Exercise
Identify and reproduce every line holding the string "marker".

Material for the task
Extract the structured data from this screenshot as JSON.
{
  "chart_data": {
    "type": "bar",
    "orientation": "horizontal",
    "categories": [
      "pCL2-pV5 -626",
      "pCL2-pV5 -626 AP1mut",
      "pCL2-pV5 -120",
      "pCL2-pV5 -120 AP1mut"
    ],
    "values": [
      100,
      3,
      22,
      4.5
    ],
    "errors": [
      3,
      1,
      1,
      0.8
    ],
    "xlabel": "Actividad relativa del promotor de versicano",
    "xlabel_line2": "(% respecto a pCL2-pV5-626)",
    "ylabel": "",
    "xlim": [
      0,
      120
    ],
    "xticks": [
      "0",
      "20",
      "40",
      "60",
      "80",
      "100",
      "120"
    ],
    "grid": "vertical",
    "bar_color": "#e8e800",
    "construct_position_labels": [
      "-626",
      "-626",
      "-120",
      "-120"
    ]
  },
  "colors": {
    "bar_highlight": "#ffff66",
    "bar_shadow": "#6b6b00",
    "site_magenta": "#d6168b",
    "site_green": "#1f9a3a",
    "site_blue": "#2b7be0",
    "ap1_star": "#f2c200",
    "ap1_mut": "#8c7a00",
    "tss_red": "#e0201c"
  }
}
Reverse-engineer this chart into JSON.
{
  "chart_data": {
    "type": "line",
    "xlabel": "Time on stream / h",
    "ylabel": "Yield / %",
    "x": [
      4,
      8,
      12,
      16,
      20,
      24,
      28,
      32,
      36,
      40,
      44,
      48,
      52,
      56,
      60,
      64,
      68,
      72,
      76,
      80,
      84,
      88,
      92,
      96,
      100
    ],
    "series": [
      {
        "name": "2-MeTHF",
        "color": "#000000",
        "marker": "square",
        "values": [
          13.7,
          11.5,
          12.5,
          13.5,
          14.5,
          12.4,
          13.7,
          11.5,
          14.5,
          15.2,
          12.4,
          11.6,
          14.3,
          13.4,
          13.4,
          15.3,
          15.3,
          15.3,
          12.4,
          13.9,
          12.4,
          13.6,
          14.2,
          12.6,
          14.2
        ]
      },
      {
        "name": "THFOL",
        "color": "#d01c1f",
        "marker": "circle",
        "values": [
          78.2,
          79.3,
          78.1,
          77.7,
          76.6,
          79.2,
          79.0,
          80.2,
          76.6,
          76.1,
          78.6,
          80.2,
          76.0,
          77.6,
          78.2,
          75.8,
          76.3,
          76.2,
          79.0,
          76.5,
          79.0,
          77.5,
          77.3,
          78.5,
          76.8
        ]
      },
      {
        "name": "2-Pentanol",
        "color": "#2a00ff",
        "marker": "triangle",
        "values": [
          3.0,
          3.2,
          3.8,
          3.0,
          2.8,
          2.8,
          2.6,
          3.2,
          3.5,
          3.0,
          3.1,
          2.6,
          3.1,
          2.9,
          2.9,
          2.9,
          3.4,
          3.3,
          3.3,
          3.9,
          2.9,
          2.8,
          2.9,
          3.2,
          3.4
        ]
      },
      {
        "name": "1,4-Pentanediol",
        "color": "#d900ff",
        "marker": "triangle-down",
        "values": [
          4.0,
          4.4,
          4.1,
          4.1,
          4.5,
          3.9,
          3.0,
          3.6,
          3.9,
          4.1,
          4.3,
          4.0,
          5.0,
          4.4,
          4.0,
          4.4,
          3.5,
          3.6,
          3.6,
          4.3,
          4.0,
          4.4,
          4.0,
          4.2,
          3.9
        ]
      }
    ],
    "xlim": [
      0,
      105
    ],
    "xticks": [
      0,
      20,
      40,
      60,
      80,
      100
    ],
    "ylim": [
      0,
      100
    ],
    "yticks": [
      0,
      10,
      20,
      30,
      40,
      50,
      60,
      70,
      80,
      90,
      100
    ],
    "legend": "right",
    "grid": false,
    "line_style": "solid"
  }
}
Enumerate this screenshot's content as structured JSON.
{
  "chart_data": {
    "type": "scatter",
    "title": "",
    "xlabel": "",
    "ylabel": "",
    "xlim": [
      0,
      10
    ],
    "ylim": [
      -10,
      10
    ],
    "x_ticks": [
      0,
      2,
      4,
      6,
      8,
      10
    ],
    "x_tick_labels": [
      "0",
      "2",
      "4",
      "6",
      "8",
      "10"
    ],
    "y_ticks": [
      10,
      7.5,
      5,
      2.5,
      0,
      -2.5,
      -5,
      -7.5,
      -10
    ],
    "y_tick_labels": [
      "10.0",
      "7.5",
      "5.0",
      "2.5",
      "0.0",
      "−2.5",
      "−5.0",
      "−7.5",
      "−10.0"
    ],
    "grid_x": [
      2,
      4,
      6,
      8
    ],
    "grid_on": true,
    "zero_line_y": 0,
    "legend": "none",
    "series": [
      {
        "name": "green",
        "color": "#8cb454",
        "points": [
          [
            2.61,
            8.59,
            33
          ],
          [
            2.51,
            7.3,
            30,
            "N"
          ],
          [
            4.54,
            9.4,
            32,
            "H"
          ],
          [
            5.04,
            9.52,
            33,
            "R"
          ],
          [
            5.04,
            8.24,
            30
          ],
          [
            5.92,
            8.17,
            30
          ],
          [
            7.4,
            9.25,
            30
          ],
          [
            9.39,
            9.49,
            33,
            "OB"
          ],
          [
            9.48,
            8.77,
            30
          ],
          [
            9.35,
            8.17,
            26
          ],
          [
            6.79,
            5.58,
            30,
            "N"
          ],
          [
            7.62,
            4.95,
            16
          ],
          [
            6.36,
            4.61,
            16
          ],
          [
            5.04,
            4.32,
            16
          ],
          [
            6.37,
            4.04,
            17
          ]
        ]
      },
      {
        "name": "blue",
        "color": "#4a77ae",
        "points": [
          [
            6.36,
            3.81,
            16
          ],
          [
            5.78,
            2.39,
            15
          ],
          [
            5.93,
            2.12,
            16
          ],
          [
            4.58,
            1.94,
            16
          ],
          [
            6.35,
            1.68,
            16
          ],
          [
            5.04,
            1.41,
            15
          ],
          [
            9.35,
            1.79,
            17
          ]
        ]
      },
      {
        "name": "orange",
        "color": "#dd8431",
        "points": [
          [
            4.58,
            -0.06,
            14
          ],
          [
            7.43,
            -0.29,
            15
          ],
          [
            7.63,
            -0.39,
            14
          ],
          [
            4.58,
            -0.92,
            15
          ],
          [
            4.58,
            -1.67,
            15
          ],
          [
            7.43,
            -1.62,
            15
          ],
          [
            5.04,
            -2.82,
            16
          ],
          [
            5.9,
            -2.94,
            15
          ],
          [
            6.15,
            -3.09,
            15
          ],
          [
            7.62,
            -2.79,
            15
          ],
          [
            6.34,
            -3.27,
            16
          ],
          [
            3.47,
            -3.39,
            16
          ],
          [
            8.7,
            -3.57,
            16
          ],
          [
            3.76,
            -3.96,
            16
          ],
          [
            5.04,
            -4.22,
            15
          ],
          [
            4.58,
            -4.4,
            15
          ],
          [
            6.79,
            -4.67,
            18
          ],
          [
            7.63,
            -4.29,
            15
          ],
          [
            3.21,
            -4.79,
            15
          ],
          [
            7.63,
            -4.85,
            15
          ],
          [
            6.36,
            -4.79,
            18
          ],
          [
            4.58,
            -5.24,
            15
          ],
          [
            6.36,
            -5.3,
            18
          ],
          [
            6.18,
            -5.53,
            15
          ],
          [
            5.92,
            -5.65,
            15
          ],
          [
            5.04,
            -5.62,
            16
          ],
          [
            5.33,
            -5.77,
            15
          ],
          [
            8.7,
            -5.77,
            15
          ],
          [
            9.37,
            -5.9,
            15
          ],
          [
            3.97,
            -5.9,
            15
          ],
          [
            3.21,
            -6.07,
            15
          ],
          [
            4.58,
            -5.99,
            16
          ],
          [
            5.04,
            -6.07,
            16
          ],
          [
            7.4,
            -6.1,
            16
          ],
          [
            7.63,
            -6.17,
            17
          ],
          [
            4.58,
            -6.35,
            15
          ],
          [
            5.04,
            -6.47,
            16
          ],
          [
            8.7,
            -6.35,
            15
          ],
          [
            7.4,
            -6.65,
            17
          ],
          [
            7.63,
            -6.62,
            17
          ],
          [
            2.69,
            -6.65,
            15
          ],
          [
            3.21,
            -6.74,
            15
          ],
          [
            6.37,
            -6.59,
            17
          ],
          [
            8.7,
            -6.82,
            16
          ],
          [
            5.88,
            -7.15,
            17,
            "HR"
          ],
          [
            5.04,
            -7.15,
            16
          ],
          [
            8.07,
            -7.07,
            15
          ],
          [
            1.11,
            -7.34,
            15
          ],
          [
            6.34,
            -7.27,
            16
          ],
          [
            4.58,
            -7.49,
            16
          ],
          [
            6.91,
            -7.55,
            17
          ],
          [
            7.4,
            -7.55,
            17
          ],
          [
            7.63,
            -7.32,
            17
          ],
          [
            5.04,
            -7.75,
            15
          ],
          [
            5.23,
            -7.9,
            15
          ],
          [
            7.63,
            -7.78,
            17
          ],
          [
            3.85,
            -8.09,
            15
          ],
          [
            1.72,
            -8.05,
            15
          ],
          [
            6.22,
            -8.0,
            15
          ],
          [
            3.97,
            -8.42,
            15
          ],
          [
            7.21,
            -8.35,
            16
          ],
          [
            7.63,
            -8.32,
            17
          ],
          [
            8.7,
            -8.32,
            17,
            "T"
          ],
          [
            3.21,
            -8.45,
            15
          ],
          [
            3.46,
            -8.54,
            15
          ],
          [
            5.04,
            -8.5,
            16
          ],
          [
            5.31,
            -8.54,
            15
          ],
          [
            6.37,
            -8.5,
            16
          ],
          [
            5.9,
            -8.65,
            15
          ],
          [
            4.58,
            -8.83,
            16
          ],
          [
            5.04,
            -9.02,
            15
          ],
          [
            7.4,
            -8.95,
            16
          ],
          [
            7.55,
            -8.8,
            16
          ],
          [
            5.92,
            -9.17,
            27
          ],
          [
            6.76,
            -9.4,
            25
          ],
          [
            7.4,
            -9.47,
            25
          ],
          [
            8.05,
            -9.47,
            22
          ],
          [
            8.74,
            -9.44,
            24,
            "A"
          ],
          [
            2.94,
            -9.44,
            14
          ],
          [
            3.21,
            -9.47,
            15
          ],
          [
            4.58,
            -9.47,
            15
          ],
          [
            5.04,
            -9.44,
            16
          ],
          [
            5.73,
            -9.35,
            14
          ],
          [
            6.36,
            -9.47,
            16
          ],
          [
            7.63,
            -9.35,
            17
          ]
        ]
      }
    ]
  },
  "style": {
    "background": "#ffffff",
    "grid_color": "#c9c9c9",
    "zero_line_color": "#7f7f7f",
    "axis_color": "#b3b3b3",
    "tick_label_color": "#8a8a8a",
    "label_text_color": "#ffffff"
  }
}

Result of this task
        "marker": "square",
        "marker": "circle",
        "marker": "triangle",
        "marker": "triangle-down",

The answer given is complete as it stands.